──────── DATASET ROWS ────────

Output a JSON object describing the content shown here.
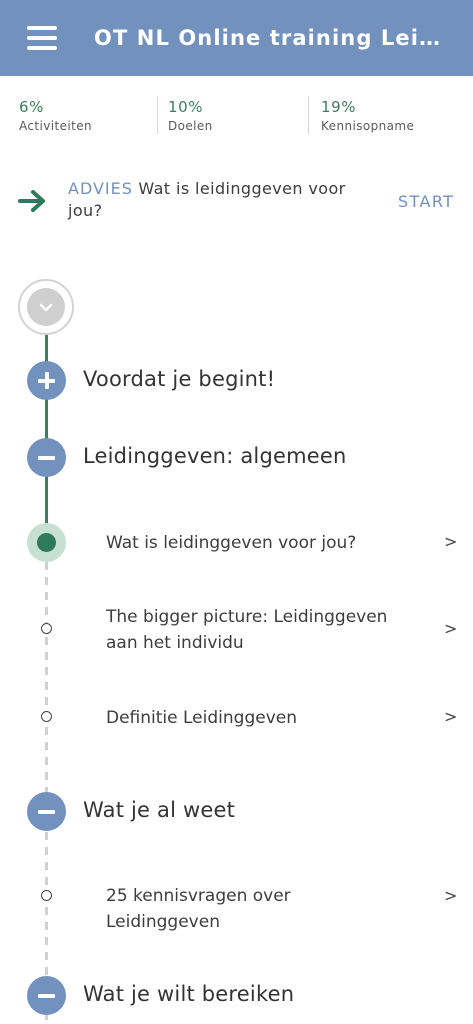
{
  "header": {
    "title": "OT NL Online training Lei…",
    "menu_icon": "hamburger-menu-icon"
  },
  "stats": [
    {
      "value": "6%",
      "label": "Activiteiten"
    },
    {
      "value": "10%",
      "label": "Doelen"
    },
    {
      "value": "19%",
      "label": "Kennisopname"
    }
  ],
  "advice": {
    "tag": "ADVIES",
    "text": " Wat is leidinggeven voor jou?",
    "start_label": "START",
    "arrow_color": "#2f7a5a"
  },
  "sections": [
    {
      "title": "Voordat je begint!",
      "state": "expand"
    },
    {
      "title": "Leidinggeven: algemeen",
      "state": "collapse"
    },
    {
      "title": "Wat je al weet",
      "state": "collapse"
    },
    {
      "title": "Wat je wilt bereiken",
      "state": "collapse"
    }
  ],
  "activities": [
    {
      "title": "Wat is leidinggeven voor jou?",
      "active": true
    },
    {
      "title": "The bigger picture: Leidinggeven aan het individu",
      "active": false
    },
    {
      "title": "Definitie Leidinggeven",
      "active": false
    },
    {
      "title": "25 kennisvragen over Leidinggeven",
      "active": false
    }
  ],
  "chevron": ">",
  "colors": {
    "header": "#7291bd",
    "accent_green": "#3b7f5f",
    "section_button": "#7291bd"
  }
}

────────
──────── DATASET ROWS ────────

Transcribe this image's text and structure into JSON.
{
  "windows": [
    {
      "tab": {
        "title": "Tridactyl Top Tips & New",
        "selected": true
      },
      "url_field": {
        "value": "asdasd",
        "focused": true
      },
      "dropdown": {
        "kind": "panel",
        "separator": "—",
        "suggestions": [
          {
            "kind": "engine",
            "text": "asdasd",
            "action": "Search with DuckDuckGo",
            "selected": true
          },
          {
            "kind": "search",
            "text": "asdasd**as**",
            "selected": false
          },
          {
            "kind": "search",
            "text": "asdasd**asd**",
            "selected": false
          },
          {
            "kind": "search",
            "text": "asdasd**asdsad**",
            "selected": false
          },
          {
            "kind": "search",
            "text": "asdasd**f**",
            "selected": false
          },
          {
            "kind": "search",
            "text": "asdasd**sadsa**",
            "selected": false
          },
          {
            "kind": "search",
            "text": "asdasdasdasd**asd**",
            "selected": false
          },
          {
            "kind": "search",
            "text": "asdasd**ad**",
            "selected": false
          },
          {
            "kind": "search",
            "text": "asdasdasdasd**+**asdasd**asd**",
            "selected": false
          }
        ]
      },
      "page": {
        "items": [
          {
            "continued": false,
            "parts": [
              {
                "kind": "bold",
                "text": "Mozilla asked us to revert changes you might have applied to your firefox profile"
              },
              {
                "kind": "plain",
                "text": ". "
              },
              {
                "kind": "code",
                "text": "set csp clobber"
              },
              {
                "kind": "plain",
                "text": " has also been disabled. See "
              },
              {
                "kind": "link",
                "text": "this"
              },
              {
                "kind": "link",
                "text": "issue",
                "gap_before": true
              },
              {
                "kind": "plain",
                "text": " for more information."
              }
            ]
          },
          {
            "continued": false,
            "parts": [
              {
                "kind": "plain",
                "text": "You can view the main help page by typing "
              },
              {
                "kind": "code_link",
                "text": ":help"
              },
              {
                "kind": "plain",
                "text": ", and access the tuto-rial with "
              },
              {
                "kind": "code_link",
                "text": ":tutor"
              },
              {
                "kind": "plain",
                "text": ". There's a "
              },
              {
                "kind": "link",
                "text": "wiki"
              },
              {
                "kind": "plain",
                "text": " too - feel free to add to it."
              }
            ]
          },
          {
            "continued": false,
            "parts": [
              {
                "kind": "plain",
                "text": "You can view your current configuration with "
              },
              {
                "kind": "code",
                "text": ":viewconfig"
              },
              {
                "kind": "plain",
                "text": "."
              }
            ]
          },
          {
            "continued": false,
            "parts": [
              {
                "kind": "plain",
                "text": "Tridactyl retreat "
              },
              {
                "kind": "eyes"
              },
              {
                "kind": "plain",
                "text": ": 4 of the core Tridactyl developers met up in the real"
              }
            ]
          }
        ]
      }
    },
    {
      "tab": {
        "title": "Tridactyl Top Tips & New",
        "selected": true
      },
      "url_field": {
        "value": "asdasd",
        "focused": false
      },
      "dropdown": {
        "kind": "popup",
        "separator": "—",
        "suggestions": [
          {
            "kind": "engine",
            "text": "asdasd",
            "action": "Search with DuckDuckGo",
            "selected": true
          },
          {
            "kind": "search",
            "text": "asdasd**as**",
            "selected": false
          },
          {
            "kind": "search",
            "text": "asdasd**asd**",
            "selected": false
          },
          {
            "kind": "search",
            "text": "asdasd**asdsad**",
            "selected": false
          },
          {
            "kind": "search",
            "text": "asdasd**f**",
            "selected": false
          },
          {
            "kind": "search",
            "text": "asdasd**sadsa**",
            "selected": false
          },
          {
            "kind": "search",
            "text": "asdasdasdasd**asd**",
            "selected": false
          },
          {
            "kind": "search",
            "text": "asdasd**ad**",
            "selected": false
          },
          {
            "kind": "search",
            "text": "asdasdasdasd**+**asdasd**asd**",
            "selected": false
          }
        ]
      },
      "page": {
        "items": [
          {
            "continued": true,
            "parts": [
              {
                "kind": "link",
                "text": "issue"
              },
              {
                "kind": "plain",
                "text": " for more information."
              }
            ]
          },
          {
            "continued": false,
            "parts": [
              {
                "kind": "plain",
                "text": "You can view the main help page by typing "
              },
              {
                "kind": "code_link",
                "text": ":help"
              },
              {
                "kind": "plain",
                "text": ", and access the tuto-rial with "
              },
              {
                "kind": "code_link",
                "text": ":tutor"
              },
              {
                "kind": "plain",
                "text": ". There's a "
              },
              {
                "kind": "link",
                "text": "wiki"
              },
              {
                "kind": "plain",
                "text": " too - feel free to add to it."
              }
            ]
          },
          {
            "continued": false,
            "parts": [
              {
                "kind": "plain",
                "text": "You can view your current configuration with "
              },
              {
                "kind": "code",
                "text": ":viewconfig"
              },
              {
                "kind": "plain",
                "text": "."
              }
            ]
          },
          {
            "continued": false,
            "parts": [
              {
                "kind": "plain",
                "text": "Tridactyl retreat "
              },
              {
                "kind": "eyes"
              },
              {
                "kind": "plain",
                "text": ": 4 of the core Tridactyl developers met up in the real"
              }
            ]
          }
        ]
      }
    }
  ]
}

────────
──────── DATASET ROWS ────────

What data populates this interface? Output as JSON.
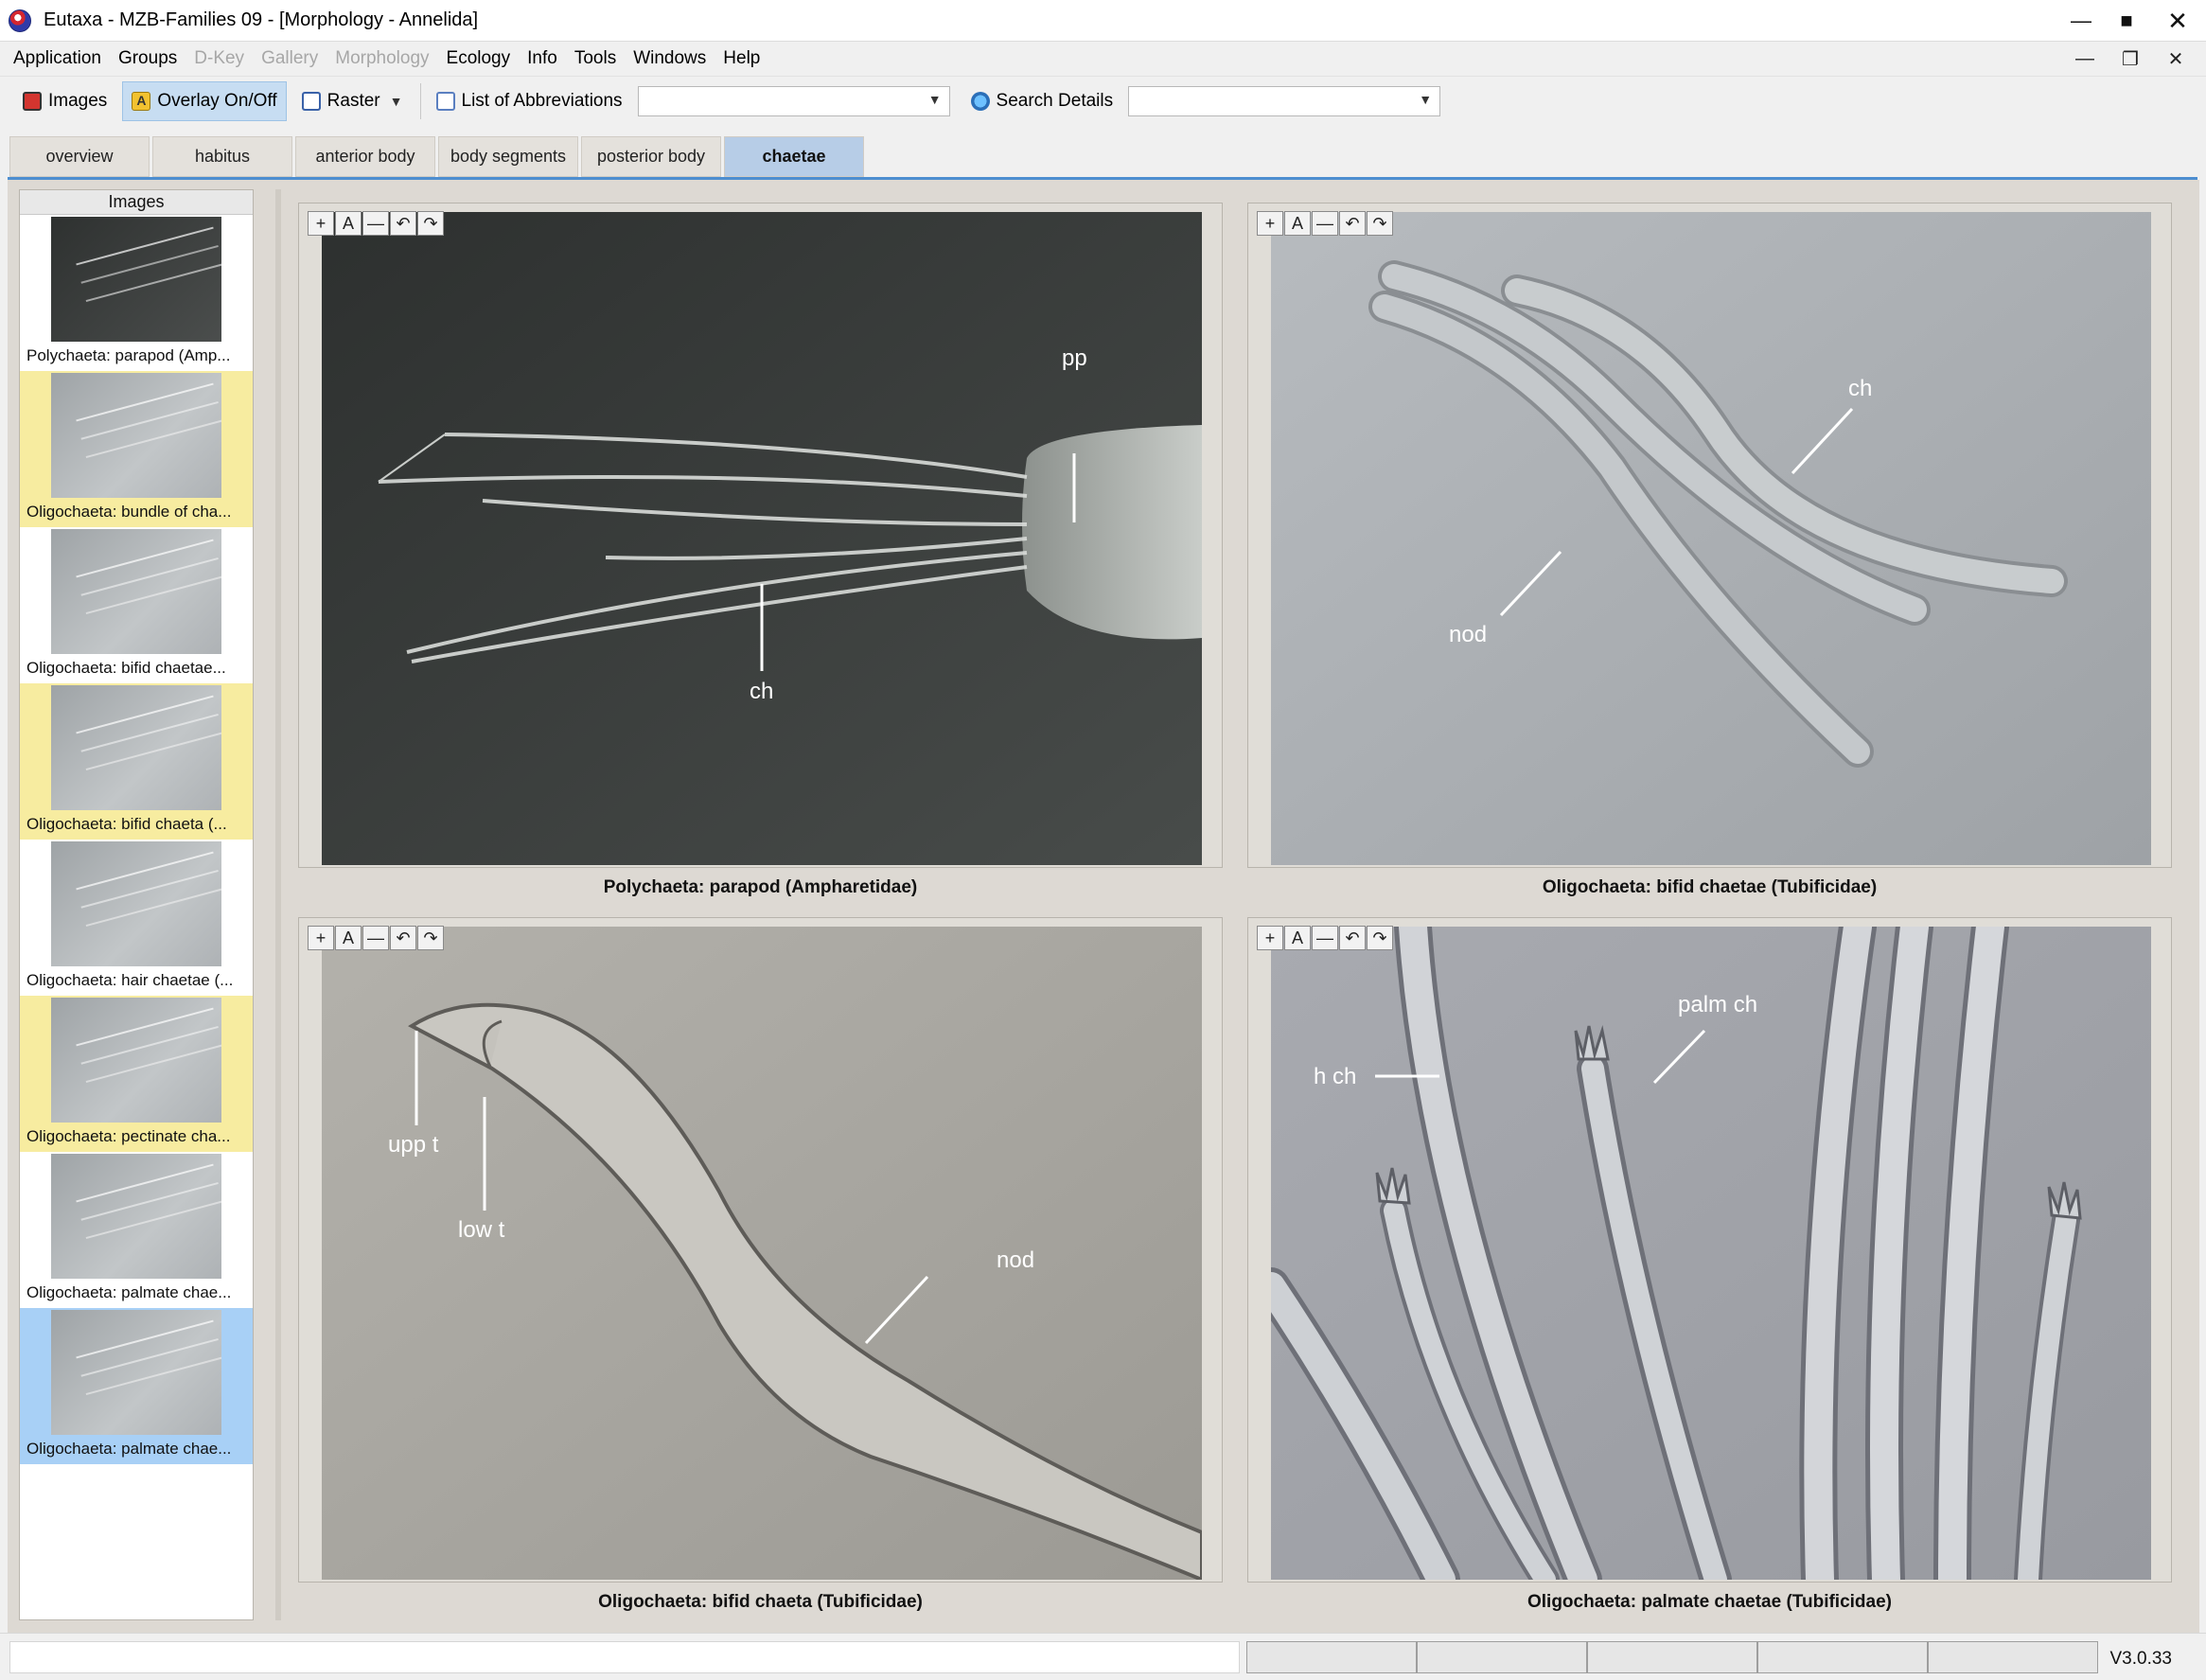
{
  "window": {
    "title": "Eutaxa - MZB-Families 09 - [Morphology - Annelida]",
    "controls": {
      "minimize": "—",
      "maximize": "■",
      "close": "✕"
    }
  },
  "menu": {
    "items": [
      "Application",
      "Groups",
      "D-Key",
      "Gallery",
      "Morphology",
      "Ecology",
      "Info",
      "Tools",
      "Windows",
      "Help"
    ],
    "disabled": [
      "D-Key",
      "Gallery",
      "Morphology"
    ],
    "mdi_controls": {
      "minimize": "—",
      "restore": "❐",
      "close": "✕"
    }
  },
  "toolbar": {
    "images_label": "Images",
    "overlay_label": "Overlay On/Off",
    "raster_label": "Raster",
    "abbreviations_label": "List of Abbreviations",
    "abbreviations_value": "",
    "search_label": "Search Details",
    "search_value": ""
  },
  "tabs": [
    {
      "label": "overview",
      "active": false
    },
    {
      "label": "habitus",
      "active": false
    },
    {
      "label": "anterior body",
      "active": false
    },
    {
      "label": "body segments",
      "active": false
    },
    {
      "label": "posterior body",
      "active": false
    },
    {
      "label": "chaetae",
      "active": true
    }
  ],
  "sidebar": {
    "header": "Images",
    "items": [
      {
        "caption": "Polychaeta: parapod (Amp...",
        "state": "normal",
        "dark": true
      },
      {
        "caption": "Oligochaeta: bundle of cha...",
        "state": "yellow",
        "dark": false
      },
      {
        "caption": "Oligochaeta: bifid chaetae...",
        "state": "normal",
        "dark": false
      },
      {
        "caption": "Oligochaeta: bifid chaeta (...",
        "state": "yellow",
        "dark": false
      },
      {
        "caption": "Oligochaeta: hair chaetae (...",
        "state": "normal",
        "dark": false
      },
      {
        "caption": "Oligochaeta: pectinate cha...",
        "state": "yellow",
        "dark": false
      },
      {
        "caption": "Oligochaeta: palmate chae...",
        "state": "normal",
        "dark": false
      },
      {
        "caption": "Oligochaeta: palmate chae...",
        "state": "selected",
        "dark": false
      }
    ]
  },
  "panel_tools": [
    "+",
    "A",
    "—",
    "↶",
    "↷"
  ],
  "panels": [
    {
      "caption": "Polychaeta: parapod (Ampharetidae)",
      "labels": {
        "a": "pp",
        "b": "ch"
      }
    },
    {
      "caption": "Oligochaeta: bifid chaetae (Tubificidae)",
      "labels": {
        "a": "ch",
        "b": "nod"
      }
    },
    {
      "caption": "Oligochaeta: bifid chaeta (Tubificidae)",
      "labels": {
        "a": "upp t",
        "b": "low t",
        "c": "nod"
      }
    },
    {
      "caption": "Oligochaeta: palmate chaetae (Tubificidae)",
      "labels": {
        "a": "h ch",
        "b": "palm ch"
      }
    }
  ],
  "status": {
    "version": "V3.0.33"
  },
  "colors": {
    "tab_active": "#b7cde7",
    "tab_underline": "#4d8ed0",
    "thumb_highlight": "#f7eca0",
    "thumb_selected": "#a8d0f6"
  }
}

────────

→ **YOUR GOAL**
Return each line among the entries that holds the word "chaetae".

→ **RIGHT ANSWER**
      "label": "chaetae",
        "caption": "Oligochaeta: bifid chaetae...",
        "caption": "Oligochaeta: hair chaetae (...",
      "caption": "Oligochaeta: bifid chaetae (Tubificidae)",
      "caption": "Oligochaeta: palmate chaetae (Tubificidae)",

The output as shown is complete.